[Stored items from a collection]
"""
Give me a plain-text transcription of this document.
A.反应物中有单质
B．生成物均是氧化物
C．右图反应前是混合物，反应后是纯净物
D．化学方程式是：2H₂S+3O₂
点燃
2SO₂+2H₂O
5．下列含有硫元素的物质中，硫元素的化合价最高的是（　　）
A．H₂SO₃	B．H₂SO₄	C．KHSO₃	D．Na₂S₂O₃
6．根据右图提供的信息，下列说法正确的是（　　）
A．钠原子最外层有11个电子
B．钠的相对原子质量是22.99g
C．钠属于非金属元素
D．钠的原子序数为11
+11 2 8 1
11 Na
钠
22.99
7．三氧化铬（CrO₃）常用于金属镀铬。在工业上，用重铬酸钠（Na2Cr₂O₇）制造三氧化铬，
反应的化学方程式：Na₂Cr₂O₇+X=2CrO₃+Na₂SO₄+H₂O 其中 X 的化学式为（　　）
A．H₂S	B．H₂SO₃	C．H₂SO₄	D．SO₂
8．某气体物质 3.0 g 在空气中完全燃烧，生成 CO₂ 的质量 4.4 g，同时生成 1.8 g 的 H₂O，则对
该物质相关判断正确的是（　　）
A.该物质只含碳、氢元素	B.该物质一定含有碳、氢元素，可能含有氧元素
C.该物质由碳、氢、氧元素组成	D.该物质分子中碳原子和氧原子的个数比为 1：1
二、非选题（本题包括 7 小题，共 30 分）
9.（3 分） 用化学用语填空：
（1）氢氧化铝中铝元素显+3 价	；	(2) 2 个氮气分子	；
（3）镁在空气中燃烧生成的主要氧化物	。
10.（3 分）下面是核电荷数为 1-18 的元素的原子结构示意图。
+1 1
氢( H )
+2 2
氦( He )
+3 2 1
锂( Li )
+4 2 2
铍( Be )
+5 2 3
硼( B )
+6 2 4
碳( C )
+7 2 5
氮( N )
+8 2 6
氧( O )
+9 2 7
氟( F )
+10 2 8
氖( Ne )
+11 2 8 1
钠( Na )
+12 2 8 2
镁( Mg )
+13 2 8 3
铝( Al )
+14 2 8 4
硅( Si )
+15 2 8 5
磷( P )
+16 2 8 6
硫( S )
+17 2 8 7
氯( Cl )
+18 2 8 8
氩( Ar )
"""
**SET EXERCISE**
Write out every line of the data that holds the word "H₂SO₃".

**FINISHED TASK**
A．H₂SO₃	B．H₂SO₄	C．KHSO₃	D．Na₂S₂O₃
A．H₂S	B．H₂SO₃	C．H₂SO₄	D．SO₂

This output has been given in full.